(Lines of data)

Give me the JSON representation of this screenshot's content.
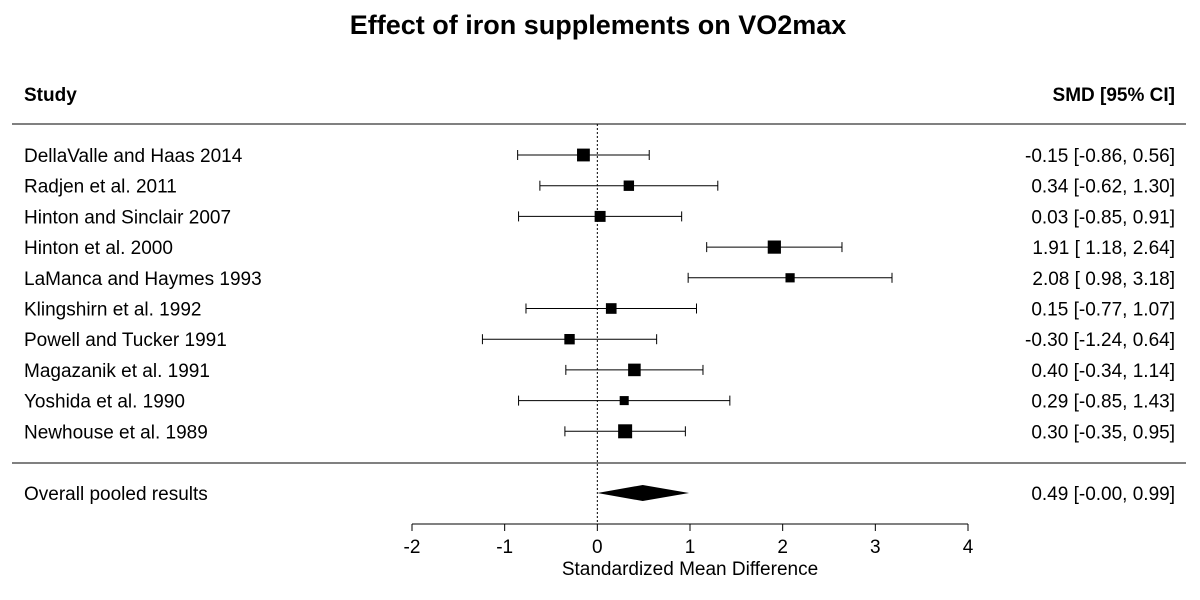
{
  "chart_data": {
    "type": "forest",
    "title": "Effect of iron supplements on VO2max",
    "header_left": "Study",
    "header_right": "SMD [95% CI]",
    "xlabel": "Standardized Mean Difference",
    "xlim": [
      -2,
      4
    ],
    "ticks": [
      "-2",
      "-1",
      "0",
      "1",
      "2",
      "3",
      "4"
    ],
    "tick_values": [
      -2,
      -1,
      0,
      1,
      2,
      3,
      4
    ],
    "reference_line": 0,
    "studies": [
      {
        "name": "DellaValle and Haas 2014",
        "est": -0.15,
        "lo": -0.86,
        "hi": 0.56,
        "label": "-0.15 [-0.86, 0.56]",
        "weight": 0.85
      },
      {
        "name": "Radjen et al. 2011",
        "est": 0.34,
        "lo": -0.62,
        "hi": 1.3,
        "label": "0.34 [-0.62, 1.30]",
        "weight": 0.55
      },
      {
        "name": "Hinton and Sinclair 2007",
        "est": 0.03,
        "lo": -0.85,
        "hi": 0.91,
        "label": "0.03 [-0.85, 0.91]",
        "weight": 0.62
      },
      {
        "name": "Hinton et al. 2000",
        "est": 1.91,
        "lo": 1.18,
        "hi": 2.64,
        "label": "1.91 [ 1.18, 2.64]",
        "weight": 0.9
      },
      {
        "name": "LaManca and Haymes 1993",
        "est": 2.08,
        "lo": 0.98,
        "hi": 3.18,
        "label": "2.08 [ 0.98, 3.18]",
        "weight": 0.4
      },
      {
        "name": "Klingshirn et al. 1992",
        "est": 0.15,
        "lo": -0.77,
        "hi": 1.07,
        "label": "0.15 [-0.77, 1.07]",
        "weight": 0.58
      },
      {
        "name": "Powell and Tucker 1991",
        "est": -0.3,
        "lo": -1.24,
        "hi": 0.64,
        "label": "-0.30 [-1.24, 0.64]",
        "weight": 0.55
      },
      {
        "name": "Magazanik et al. 1991",
        "est": 0.4,
        "lo": -0.34,
        "hi": 1.14,
        "label": "0.40 [-0.34, 1.14]",
        "weight": 0.82
      },
      {
        "name": "Yoshida et al. 1990",
        "est": 0.29,
        "lo": -0.85,
        "hi": 1.43,
        "label": "0.29 [-0.85, 1.43]",
        "weight": 0.38
      },
      {
        "name": "Newhouse et al. 1989",
        "est": 0.3,
        "lo": -0.35,
        "hi": 0.95,
        "label": "0.30 [-0.35, 0.95]",
        "weight": 1.0
      }
    ],
    "overall": {
      "name": "Overall pooled results",
      "est": 0.49,
      "lo": -0.0,
      "hi": 0.99,
      "label": "0.49 [-0.00, 0.99]"
    }
  }
}
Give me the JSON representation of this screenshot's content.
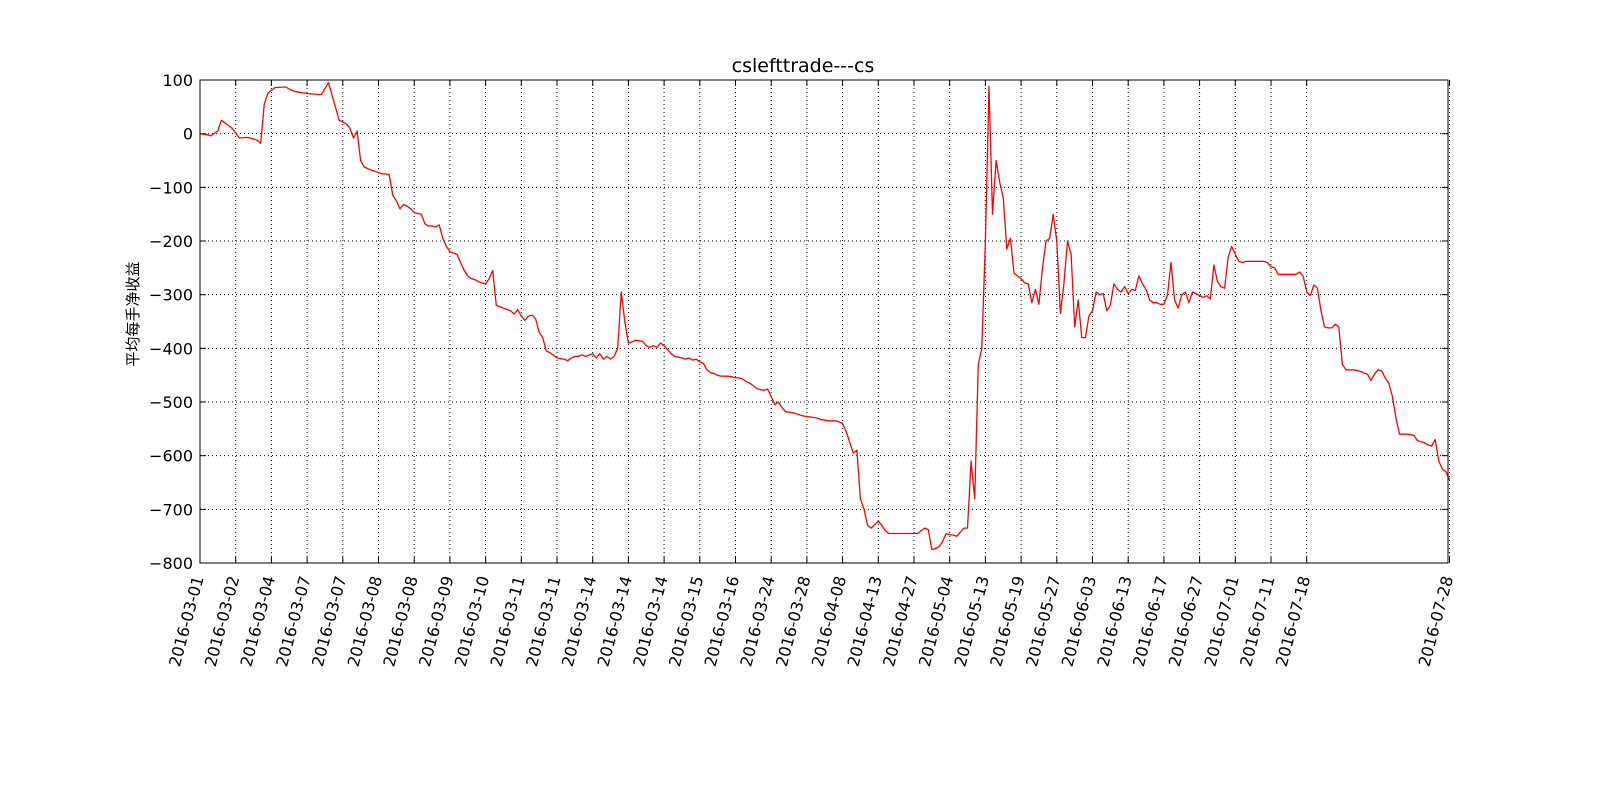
{
  "chart_data": {
    "type": "line",
    "title": "cslefttrade---cs",
    "xlabel": "",
    "ylabel": "平均每手净收益",
    "ylim": [
      -800,
      100
    ],
    "yticks": [
      100,
      0,
      -100,
      -200,
      -300,
      -400,
      -500,
      -600,
      -700,
      -800
    ],
    "ytick_labels": [
      "100",
      "0",
      "−100",
      "−200",
      "−300",
      "−400",
      "−500",
      "−600",
      "−700",
      "−800"
    ],
    "x_tick_index_step": 10,
    "x_index_max": 350,
    "xticks": [
      "2016-03-01",
      "2016-03-02",
      "2016-03-04",
      "2016-03-07",
      "2016-03-07",
      "2016-03-08",
      "2016-03-08",
      "2016-03-09",
      "2016-03-10",
      "2016-03-11",
      "2016-03-11",
      "2016-03-14",
      "2016-03-14",
      "2016-03-14",
      "2016-03-15",
      "2016-03-16",
      "2016-03-24",
      "2016-03-28",
      "2016-04-08",
      "2016-04-13",
      "2016-04-27",
      "2016-05-04",
      "2016-05-13",
      "2016-05-19",
      "2016-05-27",
      "2016-06-03",
      "2016-06-13",
      "2016-06-17",
      "2016-06-27",
      "2016-07-01",
      "2016-07-11",
      "2016-07-18",
      "2016-07-28"
    ],
    "grid": true,
    "line_color": "#ff0000",
    "series": [
      {
        "x": [
          0,
          2,
          3,
          5,
          6,
          7,
          9,
          11,
          13,
          14,
          15,
          16,
          17,
          18,
          19,
          21,
          24,
          25,
          26,
          27,
          28,
          29,
          30,
          31,
          32,
          33,
          34,
          36,
          39,
          40,
          41,
          42,
          43,
          44,
          45,
          46,
          47,
          48,
          49,
          51,
          52,
          53,
          54,
          55,
          56,
          57,
          58,
          59,
          60,
          62,
          63,
          64,
          65,
          66,
          67,
          68,
          69,
          70,
          72,
          74,
          75,
          76,
          77,
          78,
          79,
          80,
          81,
          82,
          83,
          85,
          87,
          88,
          89,
          90,
          91,
          92,
          93,
          94,
          95,
          96,
          97,
          98,
          100,
          102,
          103,
          104,
          105,
          106,
          107,
          108,
          110,
          111,
          112,
          113,
          114,
          115,
          116,
          117,
          118,
          119,
          120,
          121,
          122,
          124,
          125,
          126,
          127,
          128,
          129,
          130,
          132,
          133,
          135,
          136,
          137,
          138,
          139,
          140,
          141,
          142,
          143,
          144,
          145,
          146,
          148,
          149,
          150,
          151,
          152,
          153,
          154,
          155,
          156,
          157,
          158,
          159,
          160,
          161,
          162,
          163,
          164,
          166,
          167,
          168,
          169,
          171,
          173,
          174,
          175,
          176,
          177,
          178,
          179,
          180,
          181,
          182,
          183,
          184,
          185,
          186,
          187,
          188,
          190,
          191,
          192,
          193,
          194,
          195,
          196,
          197,
          198,
          199,
          200,
          201,
          203,
          204,
          205,
          206,
          207,
          208,
          209,
          210,
          211,
          212,
          213,
          214,
          215,
          216,
          217,
          218,
          219,
          220,
          221,
          222,
          223,
          224,
          225,
          226,
          227,
          228,
          229,
          230,
          231,
          232,
          233,
          234,
          235,
          236,
          237,
          238,
          239,
          240,
          241,
          242,
          243,
          244,
          245,
          246,
          247,
          248,
          249,
          250,
          251,
          252,
          253,
          254,
          255,
          256,
          257,
          258,
          259,
          260,
          261,
          262,
          263,
          264,
          265,
          266,
          267,
          268,
          269,
          270,
          271,
          272,
          273,
          274,
          275,
          276,
          277,
          278,
          279,
          280,
          281,
          282,
          283,
          284,
          285,
          286,
          287,
          288,
          289,
          290,
          291,
          292,
          293,
          294,
          295,
          296,
          297,
          298,
          299,
          300,
          301,
          302,
          303,
          304,
          305,
          306,
          307,
          308,
          309,
          310,
          311,
          312,
          313,
          314,
          315,
          316,
          317,
          318,
          319,
          320,
          321,
          322,
          323,
          324,
          325,
          326,
          327,
          328,
          329,
          330,
          331,
          332,
          333,
          334,
          335,
          336,
          337,
          338,
          339,
          340,
          341,
          342,
          343,
          344,
          345,
          346,
          347,
          348,
          349,
          350
        ],
        "values": [
          0,
          -2,
          -4,
          5,
          25,
          20,
          10,
          -8,
          -7,
          -8,
          -10,
          -12,
          -18,
          55,
          75,
          86,
          87,
          83,
          80,
          78,
          77,
          76,
          75,
          74,
          74,
          73,
          73,
          95,
          25,
          22,
          18,
          10,
          -8,
          5,
          -50,
          -62,
          -65,
          -68,
          -70,
          -75,
          -75,
          -76,
          -115,
          -125,
          -140,
          -132,
          -135,
          -140,
          -147,
          -150,
          -168,
          -172,
          -172,
          -174,
          -170,
          -195,
          -210,
          -220,
          -225,
          -255,
          -265,
          -270,
          -272,
          -276,
          -278,
          -280,
          -270,
          -255,
          -320,
          -325,
          -330,
          -336,
          -328,
          -340,
          -348,
          -340,
          -338,
          -345,
          -370,
          -380,
          -405,
          -408,
          -418,
          -420,
          -423,
          -418,
          -415,
          -415,
          -412,
          -415,
          -410,
          -418,
          -410,
          -420,
          -415,
          -420,
          -415,
          -400,
          -295,
          -350,
          -390,
          -388,
          -385,
          -387,
          -395,
          -398,
          -395,
          -398,
          -390,
          -395,
          -410,
          -415,
          -418,
          -420,
          -418,
          -422,
          -420,
          -425,
          -428,
          -440,
          -445,
          -447,
          -450,
          -452,
          -452,
          -453,
          -455,
          -455,
          -457,
          -462,
          -465,
          -470,
          -475,
          -477,
          -478,
          -476,
          -490,
          -505,
          -500,
          -510,
          -518,
          -520,
          -522,
          -524,
          -526,
          -528,
          -530,
          -533,
          -534,
          -535,
          -535,
          -535,
          -537,
          -540,
          -555,
          -575,
          -595,
          -590,
          -680,
          -700,
          -730,
          -735,
          -722,
          -730,
          -740,
          -745,
          -745,
          -745,
          -745,
          -745,
          -745,
          -745,
          -745,
          -745,
          -735,
          -738,
          -775,
          -773,
          -770,
          -760,
          -745,
          -747,
          -748,
          -750,
          -742,
          -735,
          -735,
          -610,
          -680,
          -430,
          -400,
          -200,
          88,
          -150,
          -50,
          -90,
          -120,
          -215,
          -195,
          -260,
          -265,
          -270,
          -278,
          -280,
          -315,
          -290,
          -318,
          -250,
          -200,
          -195,
          -150,
          -200,
          -335,
          -280,
          -200,
          -225,
          -360,
          -310,
          -380,
          -380,
          -340,
          -330,
          -295,
          -300,
          -298,
          -330,
          -320,
          -280,
          -290,
          -295,
          -285,
          -298,
          -290,
          -292,
          -265,
          -280,
          -290,
          -310,
          -315,
          -315,
          -318,
          -318,
          -300,
          -240,
          -310,
          -325,
          -300,
          -295,
          -315,
          -295,
          -298,
          -302,
          -305,
          -302,
          -308,
          -245,
          -275,
          -285,
          -288,
          -230,
          -210,
          -225,
          -238,
          -240,
          -238,
          -238,
          -238,
          -238,
          -238,
          -238,
          -240,
          -248,
          -250,
          -262,
          -262,
          -262,
          -262,
          -262,
          -262,
          -258,
          -265,
          -295,
          -302,
          -282,
          -288,
          -330,
          -360,
          -362,
          -362,
          -355,
          -360,
          -430,
          -440,
          -440,
          -440,
          -441,
          -443,
          -446,
          -448,
          -460,
          -448,
          -440,
          -442,
          -455,
          -465,
          -490,
          -530,
          -560,
          -560,
          -560,
          -561,
          -562,
          -572,
          -574,
          -576,
          -580,
          -582,
          -570,
          -610,
          -625,
          -630,
          -645
        ]
      }
    ]
  }
}
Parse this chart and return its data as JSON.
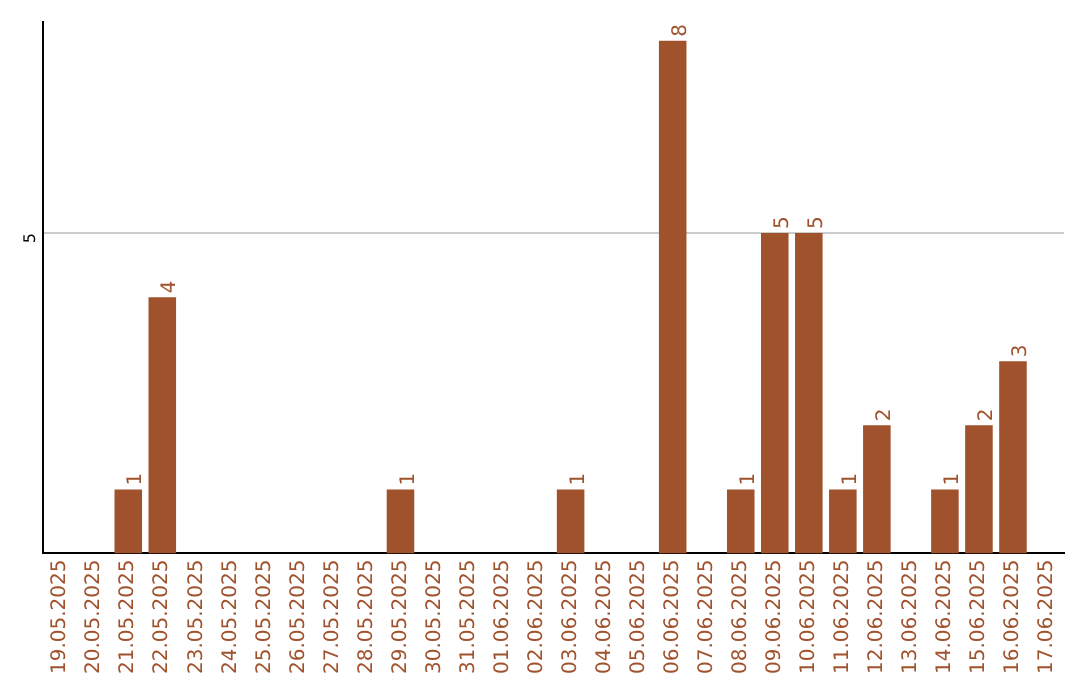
{
  "chart_data": {
    "type": "bar",
    "categories": [
      "19.05.2025",
      "20.05.2025",
      "21.05.2025",
      "22.05.2025",
      "23.05.2025",
      "24.05.2025",
      "25.05.2025",
      "26.05.2025",
      "27.05.2025",
      "28.05.2025",
      "29.05.2025",
      "30.05.2025",
      "31.05.2025",
      "01.06.2025",
      "02.06.2025",
      "03.06.2025",
      "04.06.2025",
      "05.06.2025",
      "06.06.2025",
      "07.06.2025",
      "08.06.2025",
      "09.06.2025",
      "10.06.2025",
      "11.06.2025",
      "12.06.2025",
      "13.06.2025",
      "14.06.2025",
      "15.06.2025",
      "16.06.2025",
      "17.06.2025"
    ],
    "values": [
      0,
      0,
      1,
      4,
      0,
      0,
      0,
      0,
      0,
      0,
      1,
      0,
      0,
      0,
      0,
      1,
      0,
      0,
      8,
      0,
      1,
      5,
      5,
      1,
      2,
      0,
      1,
      2,
      3,
      0
    ],
    "value_labels": [
      null,
      null,
      "1",
      "4",
      null,
      null,
      null,
      null,
      null,
      null,
      "1",
      null,
      null,
      null,
      null,
      "1",
      null,
      null,
      "8",
      null,
      "1",
      "5",
      "5",
      "1",
      "2",
      null,
      "1",
      "2",
      "3",
      null
    ],
    "color": "#a0522d",
    "ylim": [
      0,
      8.3
    ],
    "yticks": [
      5
    ],
    "grid": "y",
    "legend": false
  }
}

■ Given task
Out of the records, collect only those lines that contain the string "title".

■ Solution to this task
    "title": "Effect of iron supplements on VO2max",
    "title": "cslefttrade---cs",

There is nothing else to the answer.